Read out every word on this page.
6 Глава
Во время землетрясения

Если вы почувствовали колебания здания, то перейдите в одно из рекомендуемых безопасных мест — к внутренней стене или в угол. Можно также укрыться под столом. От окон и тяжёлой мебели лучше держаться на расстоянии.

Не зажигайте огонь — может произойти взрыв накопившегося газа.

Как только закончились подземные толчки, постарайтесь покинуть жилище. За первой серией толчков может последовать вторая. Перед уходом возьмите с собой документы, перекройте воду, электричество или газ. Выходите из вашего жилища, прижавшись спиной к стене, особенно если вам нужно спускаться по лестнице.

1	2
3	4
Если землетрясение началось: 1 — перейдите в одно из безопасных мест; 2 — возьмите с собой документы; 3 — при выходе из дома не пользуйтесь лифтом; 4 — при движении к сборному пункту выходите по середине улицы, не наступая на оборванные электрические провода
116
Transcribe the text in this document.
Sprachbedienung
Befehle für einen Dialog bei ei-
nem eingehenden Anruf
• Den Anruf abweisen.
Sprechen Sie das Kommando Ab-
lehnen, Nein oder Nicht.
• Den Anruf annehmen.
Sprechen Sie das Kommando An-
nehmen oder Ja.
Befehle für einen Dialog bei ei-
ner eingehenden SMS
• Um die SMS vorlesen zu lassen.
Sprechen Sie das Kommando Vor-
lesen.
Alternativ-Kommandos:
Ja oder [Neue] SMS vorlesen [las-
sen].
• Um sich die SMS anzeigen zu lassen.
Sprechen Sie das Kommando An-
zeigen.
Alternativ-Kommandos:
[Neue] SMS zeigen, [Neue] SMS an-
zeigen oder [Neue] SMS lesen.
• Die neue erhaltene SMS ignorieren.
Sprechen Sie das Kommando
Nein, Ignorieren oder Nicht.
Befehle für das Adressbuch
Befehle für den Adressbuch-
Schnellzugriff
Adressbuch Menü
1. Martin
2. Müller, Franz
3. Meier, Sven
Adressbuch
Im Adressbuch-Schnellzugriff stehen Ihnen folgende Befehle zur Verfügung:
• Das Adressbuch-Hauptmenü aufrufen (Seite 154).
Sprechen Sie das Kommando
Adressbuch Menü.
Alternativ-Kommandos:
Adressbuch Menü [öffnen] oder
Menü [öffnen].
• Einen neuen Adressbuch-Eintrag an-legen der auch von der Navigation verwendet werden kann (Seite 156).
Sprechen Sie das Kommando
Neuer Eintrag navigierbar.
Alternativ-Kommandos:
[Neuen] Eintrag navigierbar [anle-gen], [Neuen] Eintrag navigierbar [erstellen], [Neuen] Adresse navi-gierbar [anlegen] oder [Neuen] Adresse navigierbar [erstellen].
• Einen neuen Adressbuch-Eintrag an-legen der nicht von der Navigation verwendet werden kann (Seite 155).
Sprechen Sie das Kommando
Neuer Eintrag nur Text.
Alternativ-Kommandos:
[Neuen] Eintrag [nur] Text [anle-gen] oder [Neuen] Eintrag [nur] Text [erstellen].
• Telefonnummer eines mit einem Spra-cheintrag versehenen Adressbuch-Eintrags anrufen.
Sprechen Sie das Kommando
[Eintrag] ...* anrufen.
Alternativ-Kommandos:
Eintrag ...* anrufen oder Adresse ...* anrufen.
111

Goal of the exercise:
Recopy the whole listing exactly.

Reply:
Read out every word on this page.
6 Глава
Во время землетрясения

Если вы почувствовали колебания здания, то перейдите в одно из рекомендуемых безопасных мест — к внутренней стене или в угол. Можно также укрыться под столом. От окон и тяжёлой мебели лучше держаться на расстоянии.

Не зажигайте огонь — может произойти взрыв накопившегося газа.

Как только закончились подземные толчки, постарайтесь покинуть жилище. За первой серией толчков может последовать вторая. Перед уходом возьмите с собой документы, перекройте воду, электричество или газ. Выходите из вашего жилища, прижавшись спиной к стене, особенно если вам нужно спускаться по лестнице.

1	2
3	4
Если землетрясение началось: 1 — перейдите в одно из безопасных мест; 2 — возьмите с собой документы; 3 — при выходе из дома не пользуйтесь лифтом; 4 — при движении к сборному пункту выходите по середине улицы, не наступая на оборванные электрические провода
116
Transcribe the text in this document.
Sprachbedienung
Befehle für einen Dialog bei ei-
nem eingehenden Anruf
• Den Anruf abweisen.
Sprechen Sie das Kommando Ab-
lehnen, Nein oder Nicht.
• Den Anruf annehmen.
Sprechen Sie das Kommando An-
nehmen oder Ja.
Befehle für einen Dialog bei ei-
ner eingehenden SMS
• Um die SMS vorlesen zu lassen.
Sprechen Sie das Kommando Vor-
lesen.
Alternativ-Kommandos:
Ja oder [Neue] SMS vorlesen [las-
sen].
• Um sich die SMS anzeigen zu lassen.
Sprechen Sie das Kommando An-
zeigen.
Alternativ-Kommandos:
[Neue] SMS zeigen, [Neue] SMS an-
zeigen oder [Neue] SMS lesen.
• Die neue erhaltene SMS ignorieren.
Sprechen Sie das Kommando
Nein, Ignorieren oder Nicht.
Befehle für das Adressbuch
Befehle für den Adressbuch-
Schnellzugriff
Adressbuch Menü
1. Martin
2. Müller, Franz
3. Meier, Sven
Adressbuch
Im Adressbuch-Schnellzugriff stehen Ihnen folgende Befehle zur Verfügung:
• Das Adressbuch-Hauptmenü aufrufen (Seite 154).
Sprechen Sie das Kommando
Adressbuch Menü.
Alternativ-Kommandos:
Adressbuch Menü [öffnen] oder
Menü [öffnen].
• Einen neuen Adressbuch-Eintrag an-legen der auch von der Navigation verwendet werden kann (Seite 156).
Sprechen Sie das Kommando
Neuer Eintrag navigierbar.
Alternativ-Kommandos:
[Neuen] Eintrag navigierbar [anle-gen], [Neuen] Eintrag navigierbar [erstellen], [Neuen] Adresse navi-gierbar [anlegen] oder [Neuen] Adresse navigierbar [erstellen].
• Einen neuen Adressbuch-Eintrag an-legen der nicht von der Navigation verwendet werden kann (Seite 155).
Sprechen Sie das Kommando
Neuer Eintrag nur Text.
Alternativ-Kommandos:
[Neuen] Eintrag [nur] Text [anle-gen] oder [Neuen] Eintrag [nur] Text [erstellen].
• Telefonnummer eines mit einem Spra-cheintrag versehenen Adressbuch-Eintrags anrufen.
Sprechen Sie das Kommando
[Eintrag] ...* anrufen.
Alternativ-Kommandos:
Eintrag ...* anrufen oder Adresse ...* anrufen.
111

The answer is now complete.